Within the data below, state how many lines contain the string "together". Provide the number only.

━━━━━━━━━━━━━━━━━━━━

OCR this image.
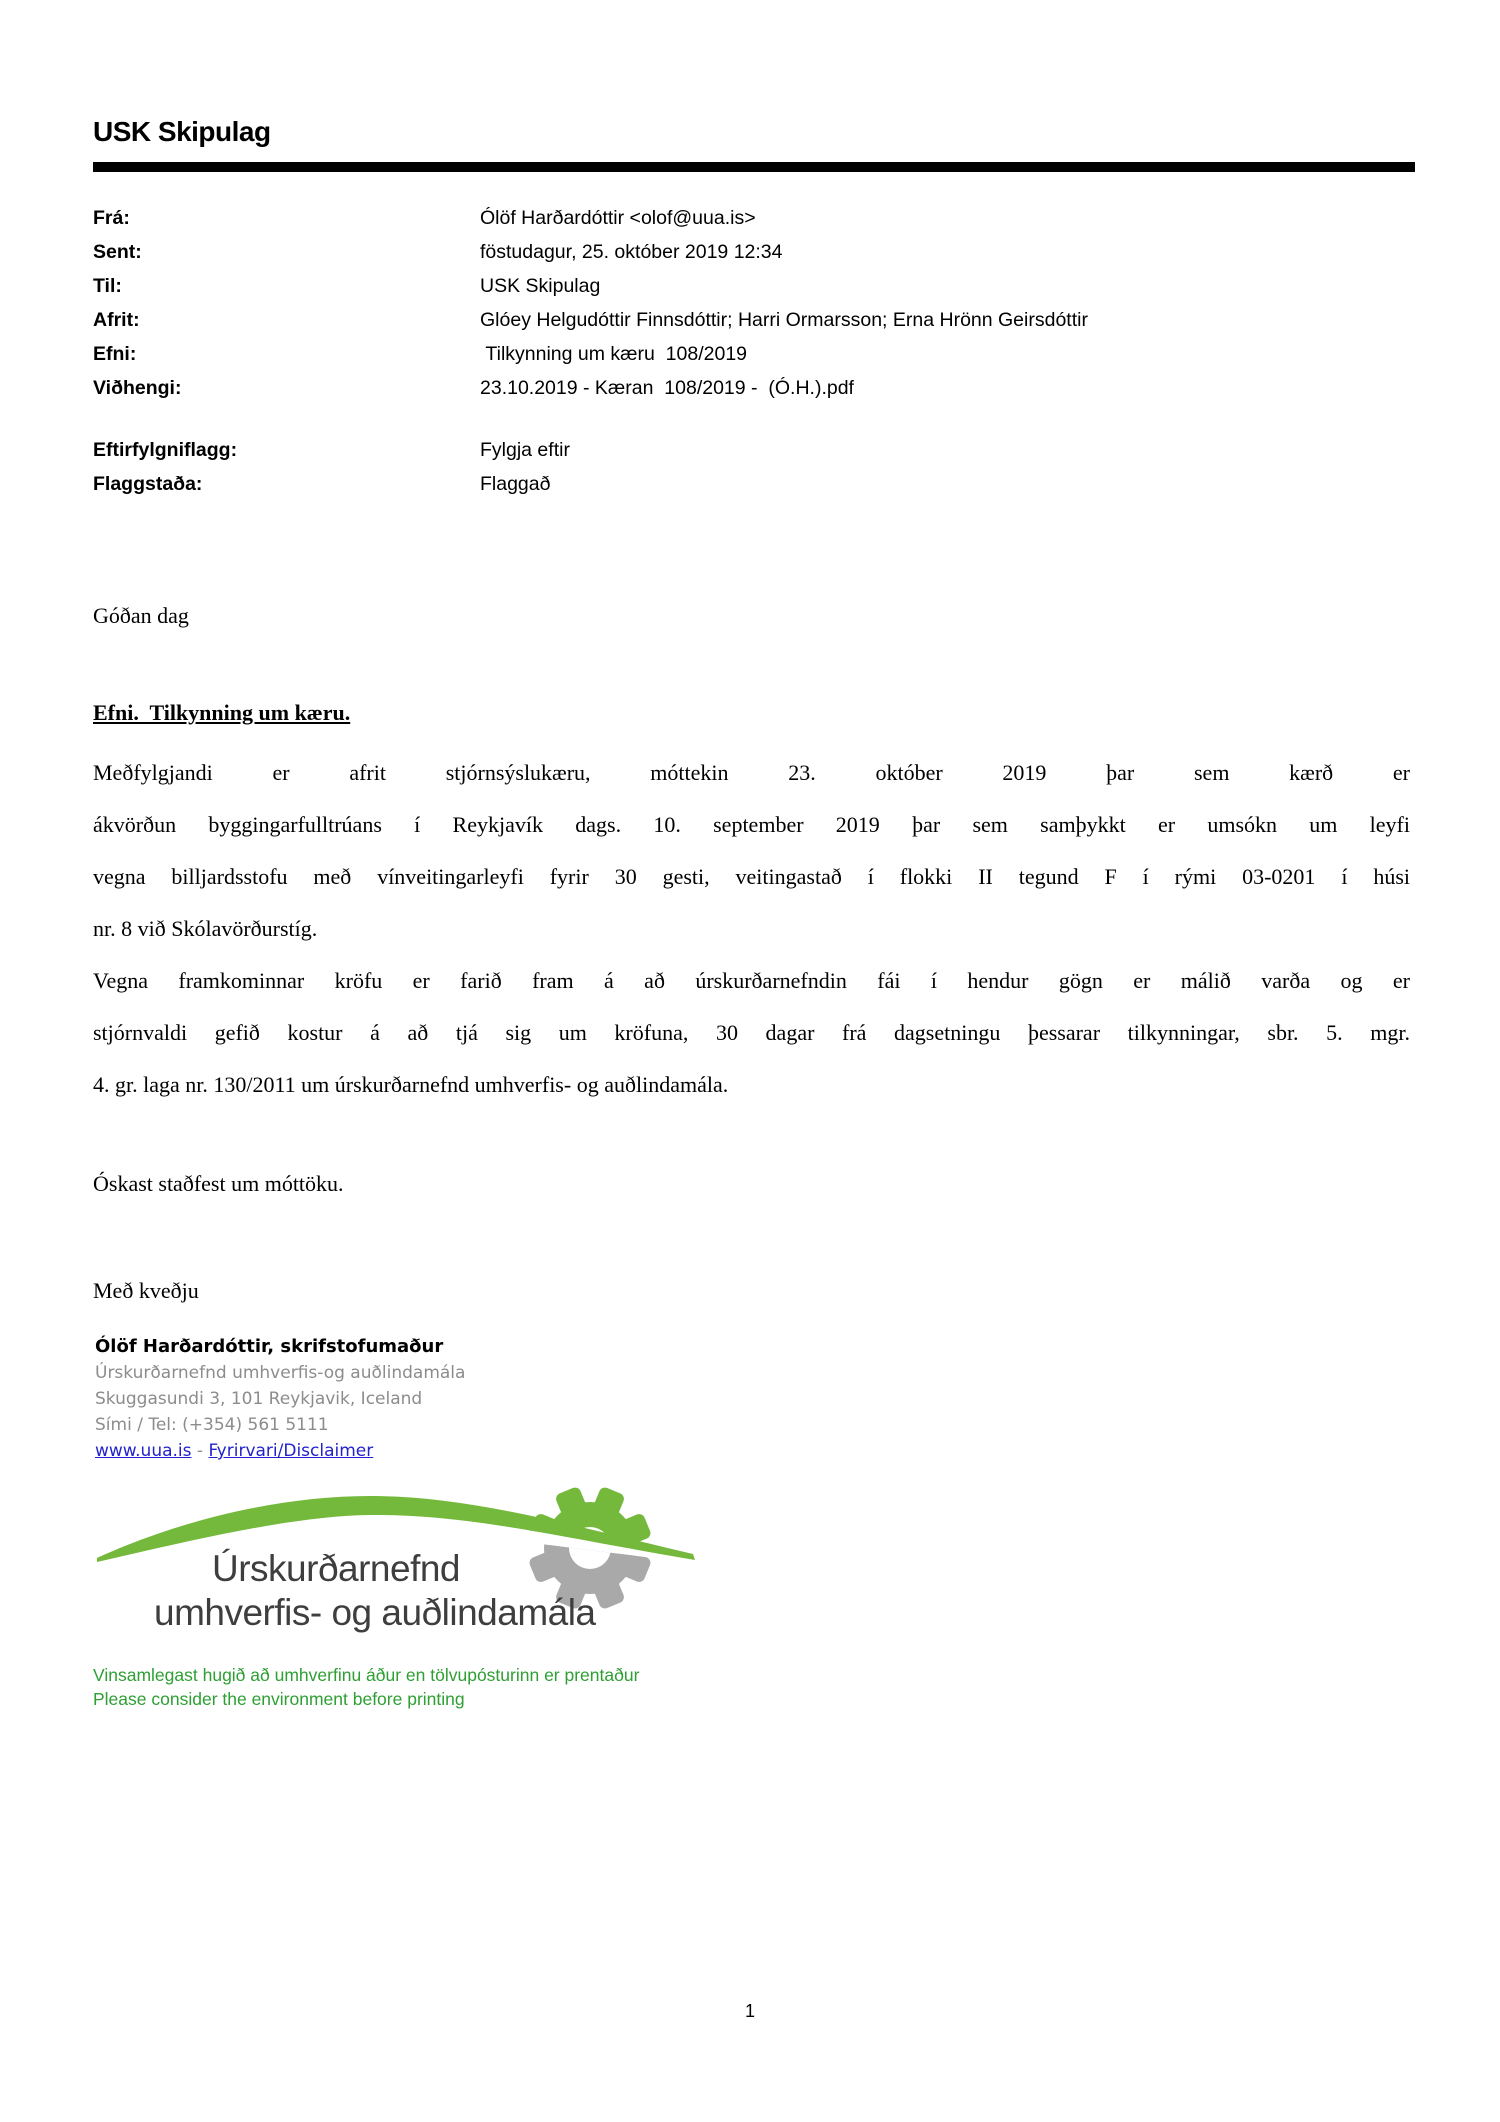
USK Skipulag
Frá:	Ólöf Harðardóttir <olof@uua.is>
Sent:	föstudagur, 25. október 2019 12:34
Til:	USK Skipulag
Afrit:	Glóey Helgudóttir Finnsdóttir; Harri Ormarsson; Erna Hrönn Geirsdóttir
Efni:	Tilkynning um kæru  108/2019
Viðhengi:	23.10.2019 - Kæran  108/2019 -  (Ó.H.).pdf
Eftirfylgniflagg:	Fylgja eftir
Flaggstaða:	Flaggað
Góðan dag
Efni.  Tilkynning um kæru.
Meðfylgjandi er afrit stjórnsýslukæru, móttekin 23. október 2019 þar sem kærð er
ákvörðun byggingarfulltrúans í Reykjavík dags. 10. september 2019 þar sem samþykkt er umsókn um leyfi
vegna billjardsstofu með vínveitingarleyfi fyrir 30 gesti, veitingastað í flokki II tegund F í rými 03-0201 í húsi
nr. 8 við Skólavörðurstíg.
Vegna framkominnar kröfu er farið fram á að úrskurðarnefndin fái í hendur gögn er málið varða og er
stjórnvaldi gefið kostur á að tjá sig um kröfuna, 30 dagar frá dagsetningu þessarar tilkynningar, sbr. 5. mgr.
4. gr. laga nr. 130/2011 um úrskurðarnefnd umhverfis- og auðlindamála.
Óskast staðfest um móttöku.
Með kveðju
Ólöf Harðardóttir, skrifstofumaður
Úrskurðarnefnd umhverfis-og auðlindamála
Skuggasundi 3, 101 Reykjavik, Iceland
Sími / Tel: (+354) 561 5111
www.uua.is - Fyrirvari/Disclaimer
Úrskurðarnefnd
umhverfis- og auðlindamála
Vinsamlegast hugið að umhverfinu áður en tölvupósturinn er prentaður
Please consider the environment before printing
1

━━━━━━━━━━━━━━━━━━━━

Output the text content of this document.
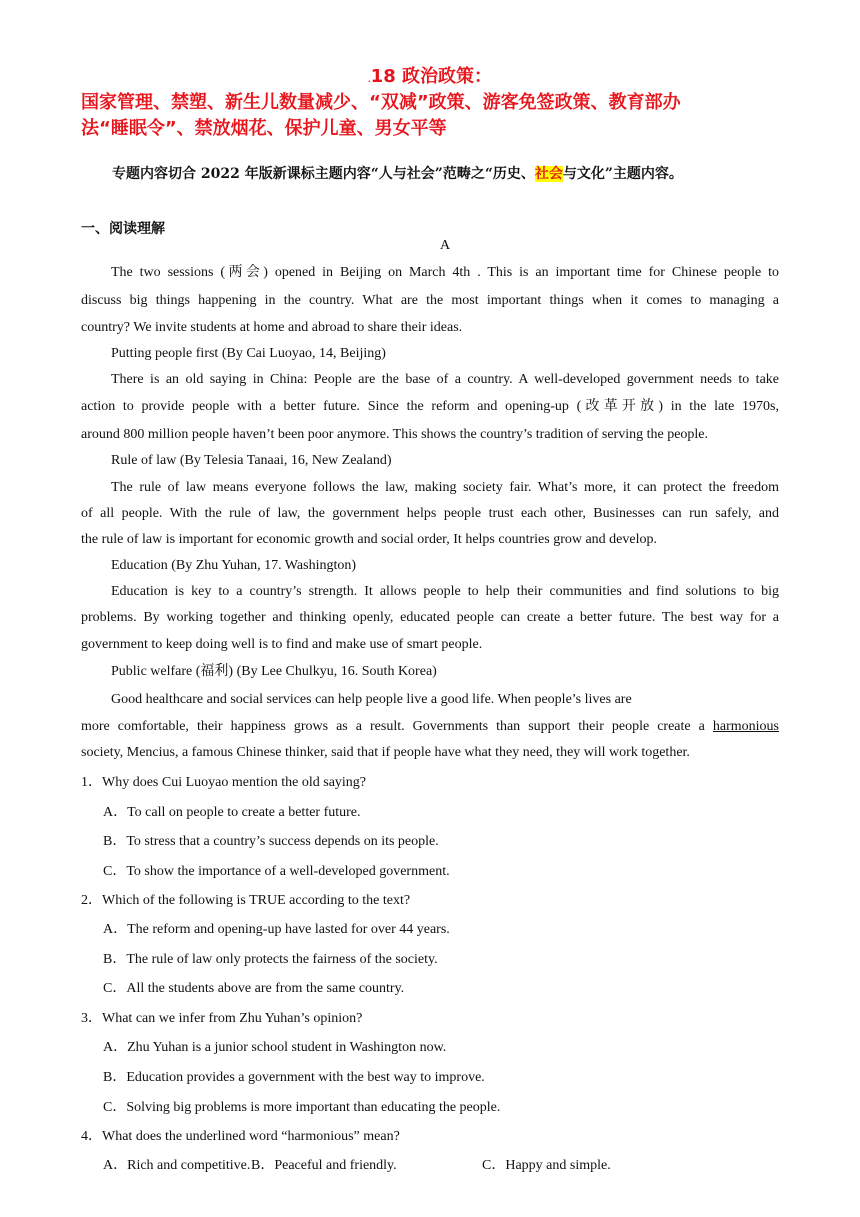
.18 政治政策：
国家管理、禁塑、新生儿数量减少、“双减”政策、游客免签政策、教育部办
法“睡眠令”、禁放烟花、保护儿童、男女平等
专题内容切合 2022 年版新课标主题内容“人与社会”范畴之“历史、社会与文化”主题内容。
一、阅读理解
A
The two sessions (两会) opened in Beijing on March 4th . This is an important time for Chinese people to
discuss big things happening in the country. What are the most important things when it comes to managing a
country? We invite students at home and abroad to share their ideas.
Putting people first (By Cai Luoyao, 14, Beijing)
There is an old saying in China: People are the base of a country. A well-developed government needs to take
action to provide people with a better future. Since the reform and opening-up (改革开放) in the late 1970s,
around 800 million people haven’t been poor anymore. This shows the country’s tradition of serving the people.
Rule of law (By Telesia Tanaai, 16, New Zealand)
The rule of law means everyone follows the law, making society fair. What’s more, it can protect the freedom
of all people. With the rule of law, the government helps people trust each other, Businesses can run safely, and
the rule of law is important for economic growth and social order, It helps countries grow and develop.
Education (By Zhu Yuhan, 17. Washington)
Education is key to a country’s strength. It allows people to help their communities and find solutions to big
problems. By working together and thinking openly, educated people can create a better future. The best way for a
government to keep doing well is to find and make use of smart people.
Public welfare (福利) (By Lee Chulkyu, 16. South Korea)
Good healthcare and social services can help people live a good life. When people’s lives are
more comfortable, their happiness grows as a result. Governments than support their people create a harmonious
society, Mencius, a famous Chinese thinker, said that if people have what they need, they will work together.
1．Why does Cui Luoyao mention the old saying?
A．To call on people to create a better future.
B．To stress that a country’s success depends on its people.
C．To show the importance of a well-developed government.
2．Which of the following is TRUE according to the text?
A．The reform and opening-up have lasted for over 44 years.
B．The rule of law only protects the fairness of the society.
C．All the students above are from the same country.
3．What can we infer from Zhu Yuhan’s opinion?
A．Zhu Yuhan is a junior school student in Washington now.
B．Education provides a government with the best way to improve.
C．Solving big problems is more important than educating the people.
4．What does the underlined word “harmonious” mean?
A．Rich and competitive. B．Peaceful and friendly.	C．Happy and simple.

━━━━━━━━━━━━━━━━━━━━

◆ **Completed exercise**: 2